STATED PROBLEM:
Read the records below. Copy each line where the string "JSON" occurs.

DATA SHOWN:

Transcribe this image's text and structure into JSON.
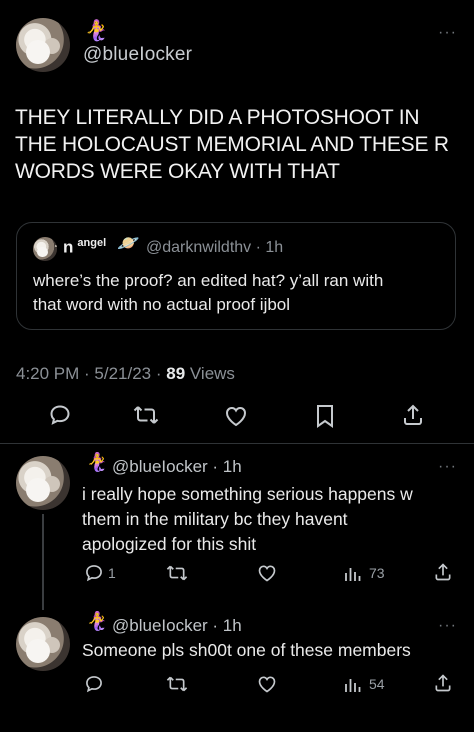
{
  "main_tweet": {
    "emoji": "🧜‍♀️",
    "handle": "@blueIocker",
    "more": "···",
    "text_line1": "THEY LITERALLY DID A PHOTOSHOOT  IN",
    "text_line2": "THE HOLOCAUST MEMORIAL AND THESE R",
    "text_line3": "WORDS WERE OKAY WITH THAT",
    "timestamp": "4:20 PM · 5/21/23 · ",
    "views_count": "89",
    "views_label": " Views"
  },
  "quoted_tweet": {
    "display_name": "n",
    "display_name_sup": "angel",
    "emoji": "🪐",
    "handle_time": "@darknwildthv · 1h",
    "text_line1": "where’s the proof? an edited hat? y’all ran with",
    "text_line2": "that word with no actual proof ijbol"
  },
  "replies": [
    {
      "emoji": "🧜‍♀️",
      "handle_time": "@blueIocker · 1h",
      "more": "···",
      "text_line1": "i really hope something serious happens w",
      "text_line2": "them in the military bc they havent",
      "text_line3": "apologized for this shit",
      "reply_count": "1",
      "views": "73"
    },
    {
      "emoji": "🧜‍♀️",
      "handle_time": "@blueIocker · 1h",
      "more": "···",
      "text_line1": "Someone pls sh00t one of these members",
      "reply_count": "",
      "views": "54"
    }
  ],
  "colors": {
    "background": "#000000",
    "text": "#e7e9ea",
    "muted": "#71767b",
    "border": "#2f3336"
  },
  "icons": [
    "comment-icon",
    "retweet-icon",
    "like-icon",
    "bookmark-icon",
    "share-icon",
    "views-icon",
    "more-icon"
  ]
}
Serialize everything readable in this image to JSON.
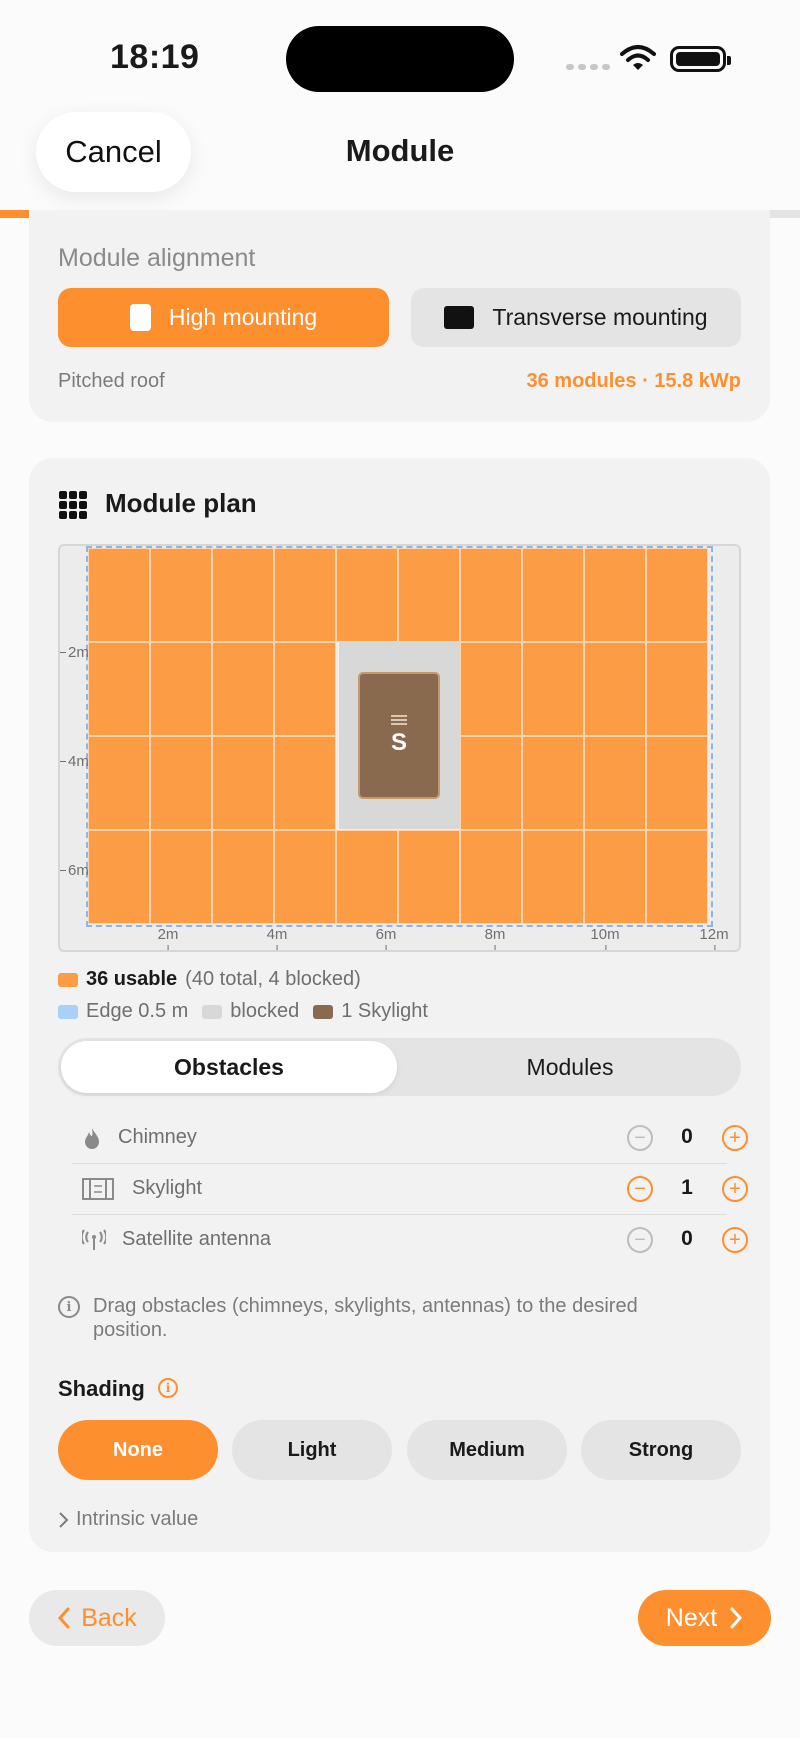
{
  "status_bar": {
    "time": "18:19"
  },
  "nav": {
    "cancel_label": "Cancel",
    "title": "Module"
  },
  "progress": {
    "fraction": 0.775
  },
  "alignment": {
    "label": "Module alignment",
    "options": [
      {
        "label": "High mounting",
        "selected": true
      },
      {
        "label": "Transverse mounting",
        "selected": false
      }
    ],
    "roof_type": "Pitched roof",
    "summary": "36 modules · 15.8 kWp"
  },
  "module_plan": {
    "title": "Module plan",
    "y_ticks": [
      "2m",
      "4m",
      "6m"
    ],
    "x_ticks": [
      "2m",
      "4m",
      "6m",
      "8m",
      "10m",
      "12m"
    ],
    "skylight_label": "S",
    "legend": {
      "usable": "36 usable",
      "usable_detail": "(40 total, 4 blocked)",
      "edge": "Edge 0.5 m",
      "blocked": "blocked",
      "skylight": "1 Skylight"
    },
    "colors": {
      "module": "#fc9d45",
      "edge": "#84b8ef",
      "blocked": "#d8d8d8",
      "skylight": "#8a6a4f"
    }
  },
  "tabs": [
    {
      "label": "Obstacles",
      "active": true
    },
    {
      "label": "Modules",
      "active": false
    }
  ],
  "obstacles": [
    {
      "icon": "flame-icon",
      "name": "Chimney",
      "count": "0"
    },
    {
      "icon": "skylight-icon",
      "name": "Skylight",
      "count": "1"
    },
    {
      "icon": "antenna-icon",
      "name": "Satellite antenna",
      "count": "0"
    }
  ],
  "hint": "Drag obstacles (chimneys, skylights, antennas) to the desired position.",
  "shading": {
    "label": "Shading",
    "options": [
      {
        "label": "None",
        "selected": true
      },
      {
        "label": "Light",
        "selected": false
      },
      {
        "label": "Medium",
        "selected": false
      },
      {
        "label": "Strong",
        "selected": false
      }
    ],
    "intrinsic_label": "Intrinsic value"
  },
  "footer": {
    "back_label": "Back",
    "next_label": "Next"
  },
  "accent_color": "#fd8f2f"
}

WRITTEN SOLUTION:
Transcribe this image's text and structure into JSON.
Serialize everything readable in this image to JSON.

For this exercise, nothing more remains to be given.